Keep the pictures out and restate every record exactly.

--- begin Record list ---

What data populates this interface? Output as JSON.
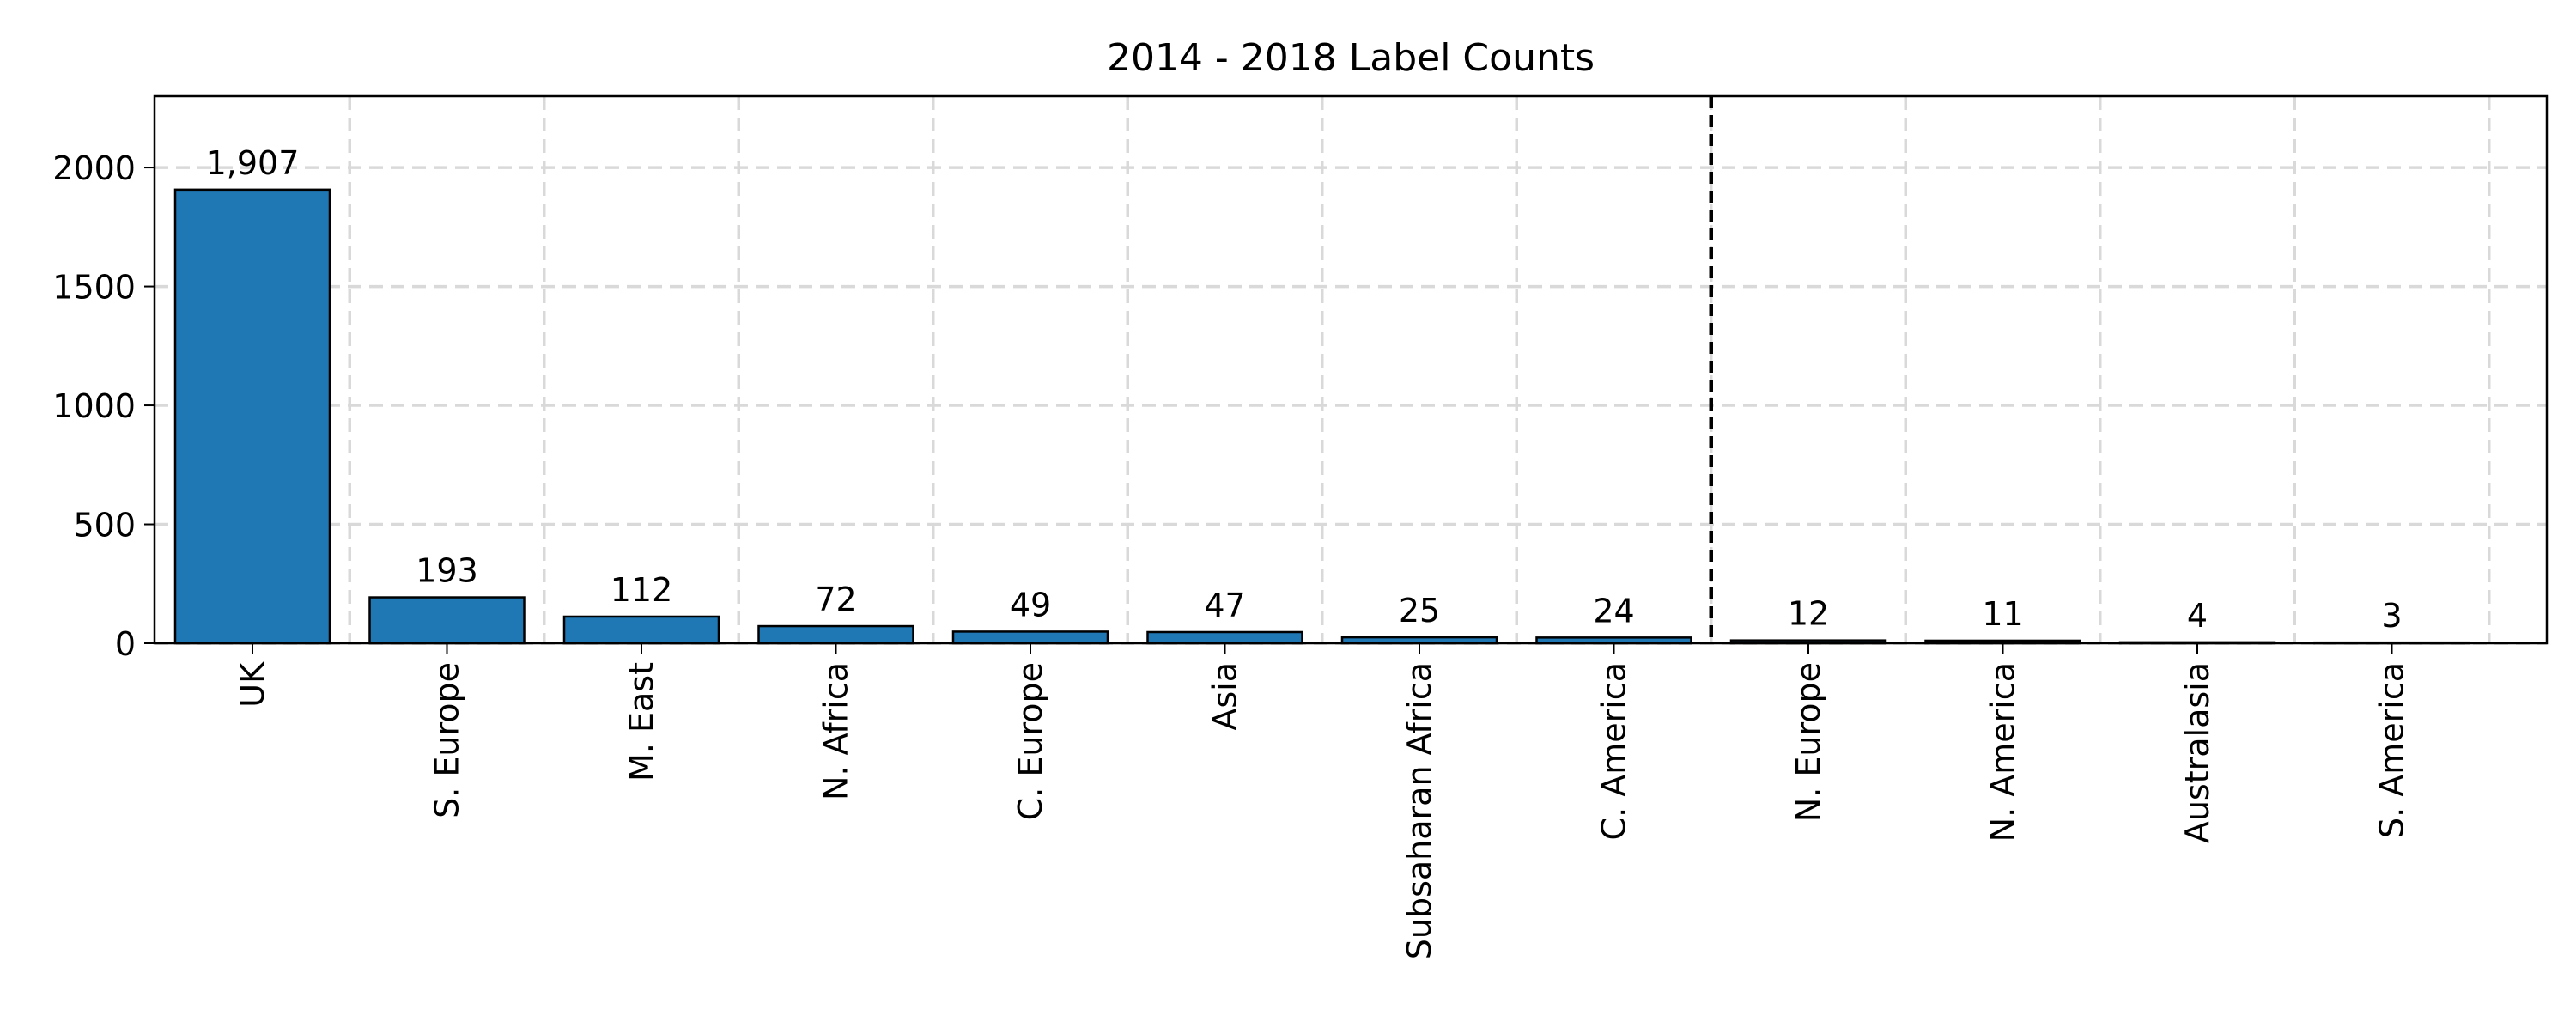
{
  "chart_data": {
    "type": "bar",
    "title": "2014 - 2018 Label Counts",
    "xlabel": "",
    "ylabel": "",
    "categories": [
      "UK",
      "S. Europe",
      "M. East",
      "N. Africa",
      "C. Europe",
      "Asia",
      "Subsaharan Africa",
      "C. America",
      "N. Europe",
      "N. America",
      "Australasia",
      "S. America"
    ],
    "values": [
      1907,
      193,
      112,
      72,
      49,
      47,
      25,
      24,
      12,
      11,
      4,
      3
    ],
    "data_labels": [
      "1,907",
      "193",
      "112",
      "72",
      "49",
      "47",
      "25",
      "24",
      "12",
      "11",
      "4",
      "3"
    ],
    "ylim": [
      0,
      2300
    ],
    "yticks": [
      0,
      500,
      1000,
      1500,
      2000
    ],
    "ytick_labels": [
      "0",
      "500",
      "1000",
      "1500",
      "2000"
    ],
    "grid": true,
    "grid_style": "dashed",
    "divider_after_category": "C. America",
    "divider_style": "dashed",
    "bar_color": "#1f77b4",
    "bar_edge_color": "#000000",
    "grid_color": "#d9d9d9"
  }
}
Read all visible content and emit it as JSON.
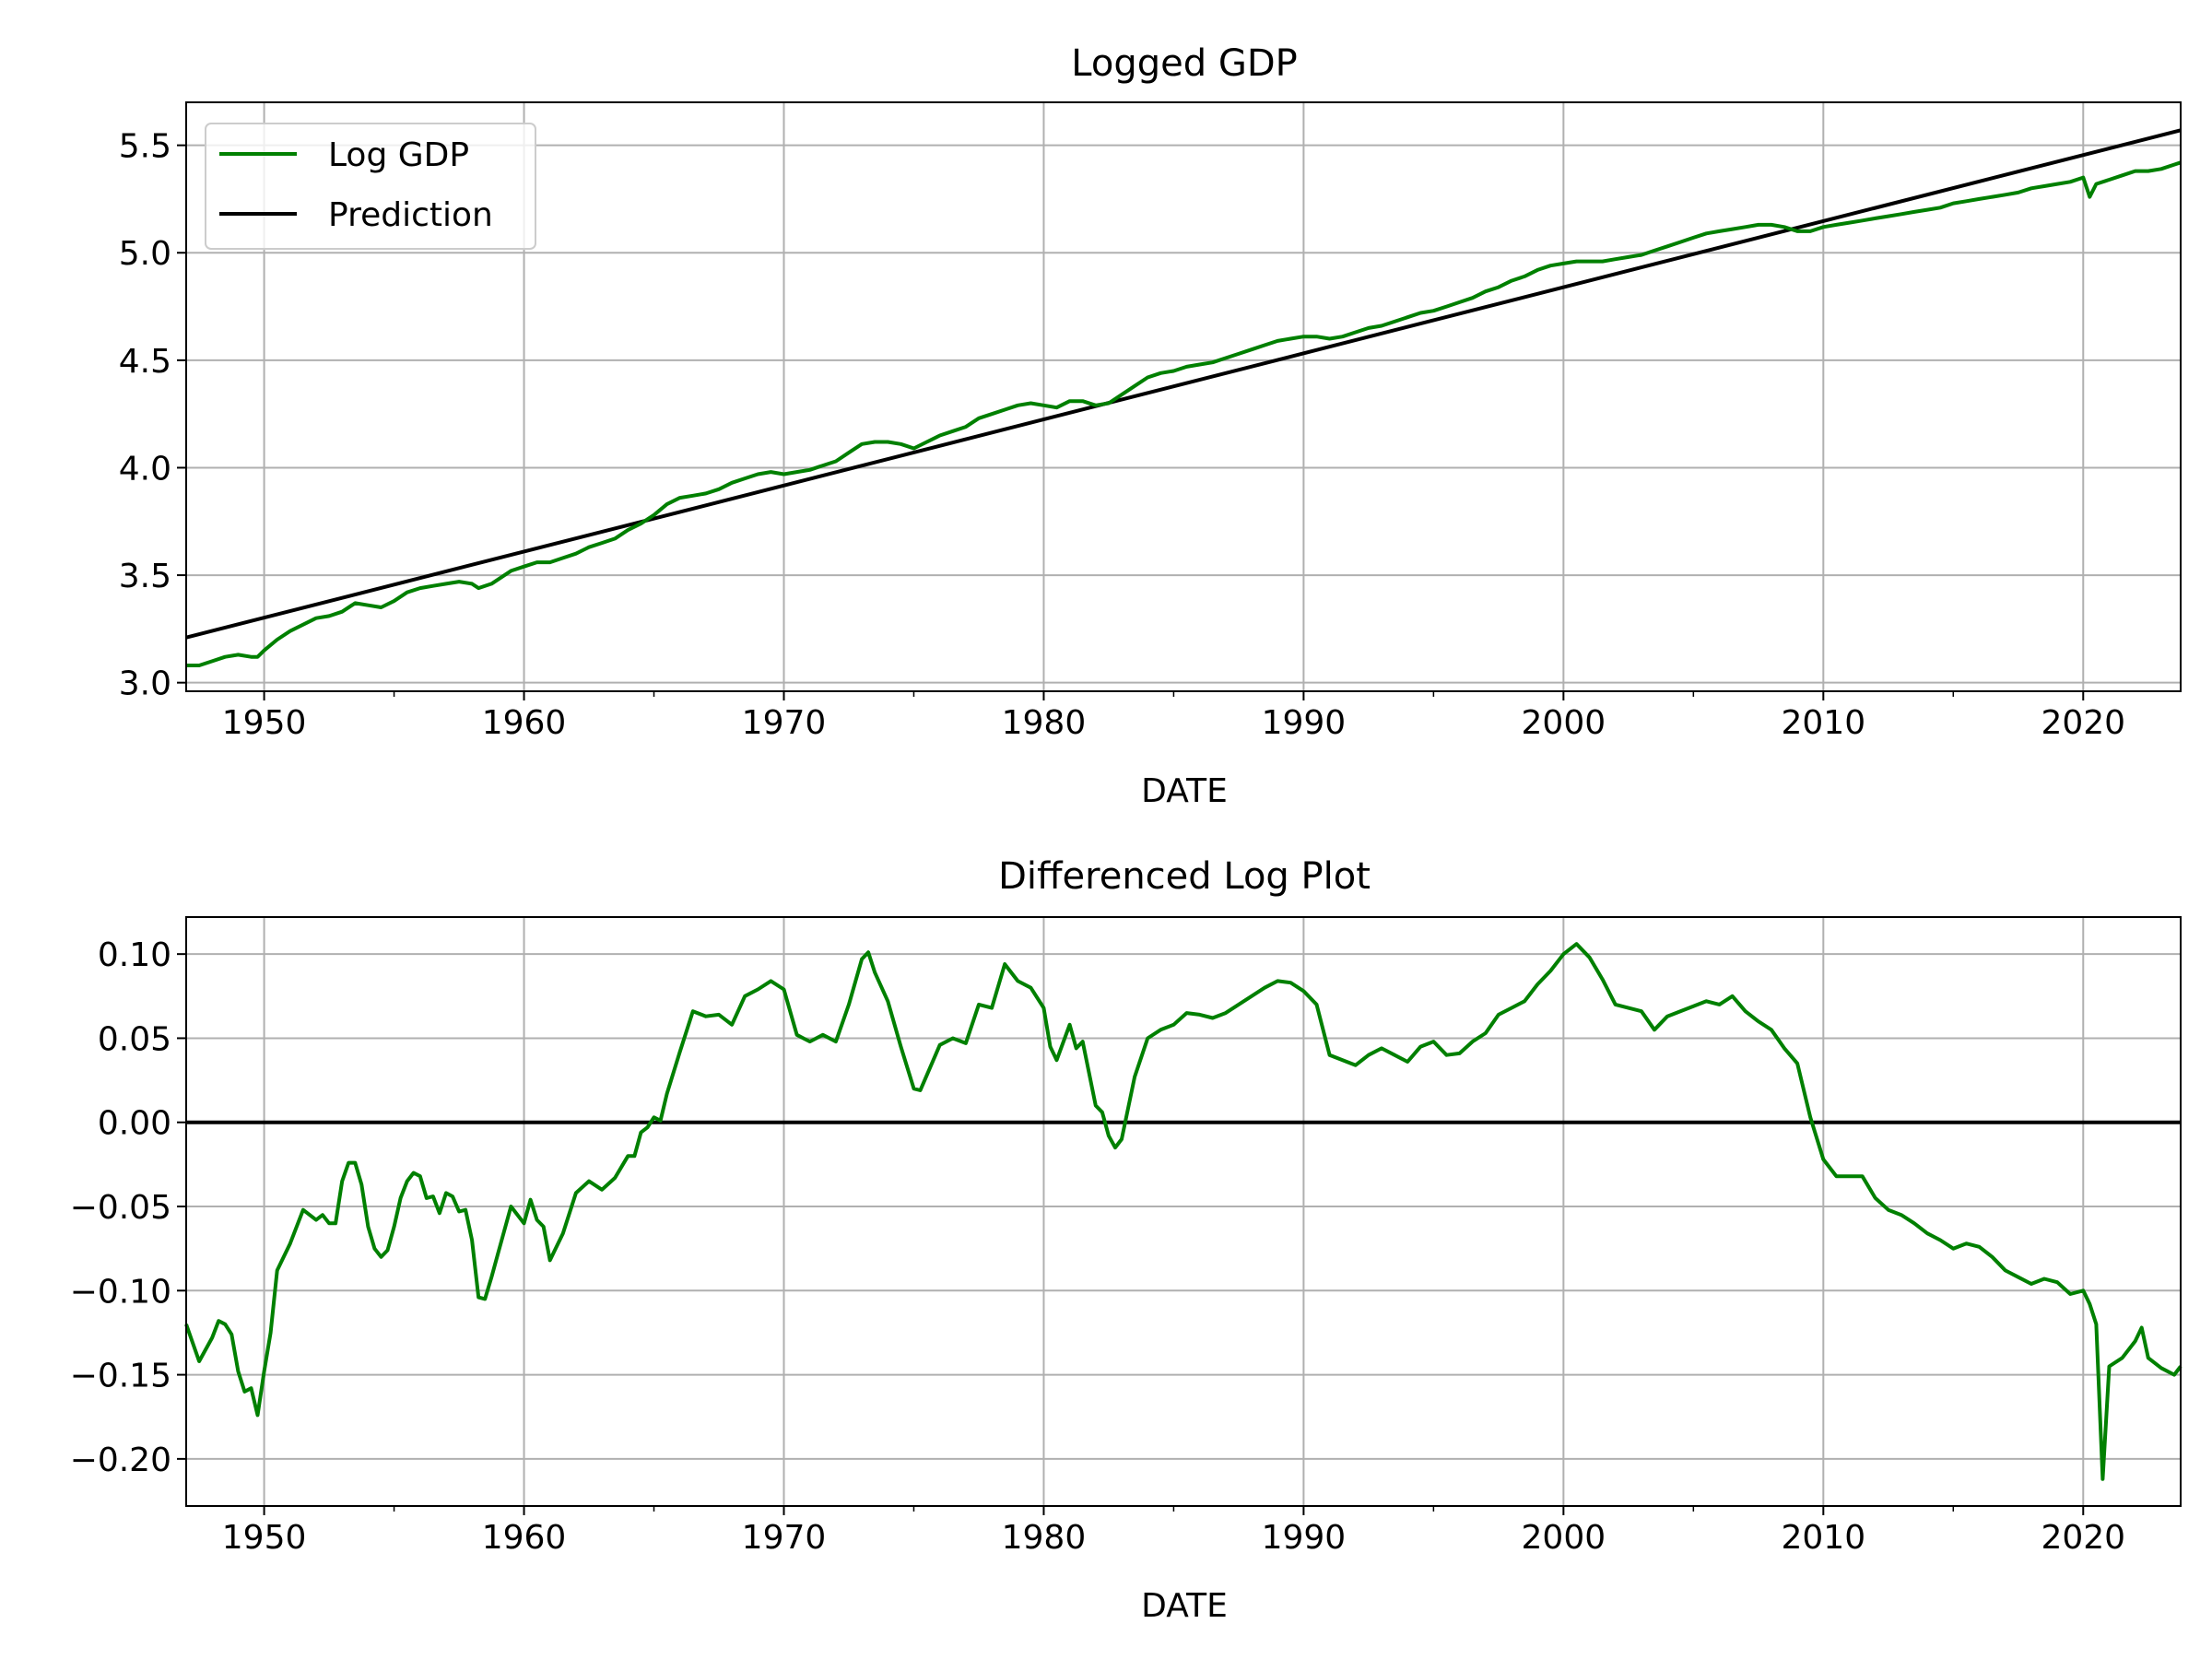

--- end Record list ---

__Response to this task__.
What data populates this interface? Output as JSON.
{
  "chart_data": {
    "type": "bar",
    "title": "2014 - 2018 Label Counts",
    "xlabel": "",
    "ylabel": "",
    "categories": [
      "UK",
      "S. Europe",
      "M. East",
      "N. Africa",
      "C. Europe",
      "Asia",
      "Subsaharan Africa",
      "C. America",
      "N. Europe",
      "N. America",
      "Australasia",
      "S. America"
    ],
    "values": [
      1907,
      193,
      112,
      72,
      49,
      47,
      25,
      24,
      12,
      11,
      4,
      3
    ],
    "data_labels": [
      "1,907",
      "193",
      "112",
      "72",
      "49",
      "47",
      "25",
      "24",
      "12",
      "11",
      "4",
      "3"
    ],
    "ylim": [
      0,
      2300
    ],
    "yticks": [
      0,
      500,
      1000,
      1500,
      2000
    ],
    "ytick_labels": [
      "0",
      "500",
      "1000",
      "1500",
      "2000"
    ],
    "grid": true,
    "grid_style": "dashed",
    "divider_after_category": "C. America",
    "divider_style": "dashed",
    "bar_color": "#1f77b4",
    "bar_edge_color": "#000000",
    "grid_color": "#d9d9d9"
  }
}
Read all visible content and emit it as JSON.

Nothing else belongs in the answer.